Stated task:
Pick out every line holding the string "húzza" and copy it.

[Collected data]

━━━━

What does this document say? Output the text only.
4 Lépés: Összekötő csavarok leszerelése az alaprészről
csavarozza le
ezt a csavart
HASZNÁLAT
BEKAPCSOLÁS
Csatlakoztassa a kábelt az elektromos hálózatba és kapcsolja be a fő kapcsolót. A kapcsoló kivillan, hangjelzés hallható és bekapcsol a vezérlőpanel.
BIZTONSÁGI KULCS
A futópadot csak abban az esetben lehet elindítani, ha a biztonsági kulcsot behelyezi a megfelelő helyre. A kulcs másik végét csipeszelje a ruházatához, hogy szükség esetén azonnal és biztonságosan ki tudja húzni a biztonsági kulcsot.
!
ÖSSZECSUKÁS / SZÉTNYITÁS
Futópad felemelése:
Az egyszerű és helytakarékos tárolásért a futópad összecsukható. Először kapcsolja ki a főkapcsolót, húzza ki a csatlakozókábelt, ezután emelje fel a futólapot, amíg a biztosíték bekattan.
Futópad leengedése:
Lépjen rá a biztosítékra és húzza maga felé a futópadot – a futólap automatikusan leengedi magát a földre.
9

━━━━

Written reply:
Az egyszerű és helytakarékos tárolásért a futópad összecsukható. Először kapcsolja ki a főkapcsolót, húzza ki a csatlakozókábelt, ezután emelje fel a futólapot, amíg a biztosíték bekattan.
Lépjen rá a biztosítékra és húzza maga felé a futópadot – a futólap automatikusan leengedi magát a földre.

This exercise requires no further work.